* _Ação necessária_: Transcreva, do texto abaixo sobre as unidades básicas de saúde, o trecho que começa em "Integração em rede, regulação" e vai até "demanda espontânea (95,5%).".

* _Seção do documento_:

────────

O Prontuário Eletrônico do Cidadão está implantado em 87,3% das unidades. Por outro lado, apenas cerca de metade das UBS (52,2%) informou contar com infraestrutura adequada para a realização de webconferências, indicando limitação no uso de estratégias de telessaúde.
Integração em rede, regulação e cuidado compartilhado
Os resultados indicam que a maior parte das UBS (65,5%) realiza agendamento com hora marcada e mantém, simultaneamente, oferta para atendimento por demanda espontânea (95,5%).
A comunicação com outros pontos da rede está presente em 93,2% das unidades, principalmente por meio de ligações telefônicas e mensagens. Já o compartilhamento do prontuário eletrônico para comunicação entre UBS ocorre em cerca da metade dos casos (49,9%), enquanto o uso da telessaúde para se comunicar com outros pontos da rede é ainda restrito (15,9%).

────────

[Dados de previsão de caixas delimitadoras]

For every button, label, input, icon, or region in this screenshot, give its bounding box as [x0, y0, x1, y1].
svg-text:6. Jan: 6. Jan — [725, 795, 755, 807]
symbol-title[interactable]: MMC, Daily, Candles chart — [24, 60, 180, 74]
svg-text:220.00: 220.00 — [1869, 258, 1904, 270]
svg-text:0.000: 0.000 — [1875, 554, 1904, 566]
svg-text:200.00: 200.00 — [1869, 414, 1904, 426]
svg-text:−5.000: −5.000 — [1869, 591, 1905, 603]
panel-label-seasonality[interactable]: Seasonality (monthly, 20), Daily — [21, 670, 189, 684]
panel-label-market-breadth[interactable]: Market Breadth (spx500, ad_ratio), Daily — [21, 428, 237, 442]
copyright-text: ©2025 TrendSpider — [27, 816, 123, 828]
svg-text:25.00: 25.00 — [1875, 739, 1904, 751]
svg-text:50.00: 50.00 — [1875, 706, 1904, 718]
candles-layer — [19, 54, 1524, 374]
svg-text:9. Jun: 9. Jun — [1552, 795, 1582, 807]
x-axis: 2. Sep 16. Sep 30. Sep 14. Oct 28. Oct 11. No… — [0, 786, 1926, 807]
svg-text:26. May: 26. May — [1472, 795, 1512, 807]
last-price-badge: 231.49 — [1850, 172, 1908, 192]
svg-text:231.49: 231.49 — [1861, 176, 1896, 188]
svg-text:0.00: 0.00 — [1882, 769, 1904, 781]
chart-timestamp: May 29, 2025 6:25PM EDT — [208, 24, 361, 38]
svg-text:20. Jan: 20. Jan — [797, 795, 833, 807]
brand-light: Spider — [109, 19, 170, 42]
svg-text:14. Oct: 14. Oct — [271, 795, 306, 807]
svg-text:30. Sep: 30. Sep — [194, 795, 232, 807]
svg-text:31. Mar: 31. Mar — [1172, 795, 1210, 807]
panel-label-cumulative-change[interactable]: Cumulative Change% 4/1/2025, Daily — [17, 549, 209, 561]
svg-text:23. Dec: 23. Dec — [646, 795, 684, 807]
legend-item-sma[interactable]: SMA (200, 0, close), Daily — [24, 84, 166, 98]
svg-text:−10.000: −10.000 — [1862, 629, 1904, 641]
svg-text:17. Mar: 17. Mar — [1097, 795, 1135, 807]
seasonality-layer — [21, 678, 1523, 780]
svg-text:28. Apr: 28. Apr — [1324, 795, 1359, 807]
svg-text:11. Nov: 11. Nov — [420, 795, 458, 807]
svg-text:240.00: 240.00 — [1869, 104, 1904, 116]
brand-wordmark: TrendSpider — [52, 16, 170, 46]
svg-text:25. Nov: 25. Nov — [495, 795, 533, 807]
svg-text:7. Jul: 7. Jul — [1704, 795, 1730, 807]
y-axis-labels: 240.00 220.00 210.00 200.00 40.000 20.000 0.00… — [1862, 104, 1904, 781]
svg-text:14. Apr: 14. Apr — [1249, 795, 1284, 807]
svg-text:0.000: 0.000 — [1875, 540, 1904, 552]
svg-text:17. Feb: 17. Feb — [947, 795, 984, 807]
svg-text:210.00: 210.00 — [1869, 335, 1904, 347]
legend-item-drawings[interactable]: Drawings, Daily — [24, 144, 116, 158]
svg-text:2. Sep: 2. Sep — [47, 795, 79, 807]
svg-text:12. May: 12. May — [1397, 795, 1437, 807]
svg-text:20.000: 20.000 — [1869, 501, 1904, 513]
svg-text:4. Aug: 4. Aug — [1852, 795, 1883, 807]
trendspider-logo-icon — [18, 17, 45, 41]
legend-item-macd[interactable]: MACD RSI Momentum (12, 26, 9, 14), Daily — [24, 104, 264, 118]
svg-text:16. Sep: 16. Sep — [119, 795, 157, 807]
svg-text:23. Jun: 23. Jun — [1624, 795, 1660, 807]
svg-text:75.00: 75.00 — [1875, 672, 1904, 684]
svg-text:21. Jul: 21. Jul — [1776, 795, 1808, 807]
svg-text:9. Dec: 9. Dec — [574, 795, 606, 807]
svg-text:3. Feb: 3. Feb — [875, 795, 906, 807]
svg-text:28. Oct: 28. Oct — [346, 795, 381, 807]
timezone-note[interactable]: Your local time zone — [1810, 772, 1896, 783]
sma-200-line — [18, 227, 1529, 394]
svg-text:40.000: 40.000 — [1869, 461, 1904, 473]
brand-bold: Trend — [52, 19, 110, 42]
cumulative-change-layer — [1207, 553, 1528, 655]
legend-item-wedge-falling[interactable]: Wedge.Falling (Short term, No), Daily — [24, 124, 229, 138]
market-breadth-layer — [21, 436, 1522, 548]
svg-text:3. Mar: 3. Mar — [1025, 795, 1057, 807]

────────

* _Solução abaixo_:
Integração em rede, regulação e cuidado compartilhado
Os resultados indicam que a maior parte das UBS (65,5%) realiza agendamento com hora marcada e mantém, simultaneamente, oferta para atendimento por demanda espontânea (95,5%).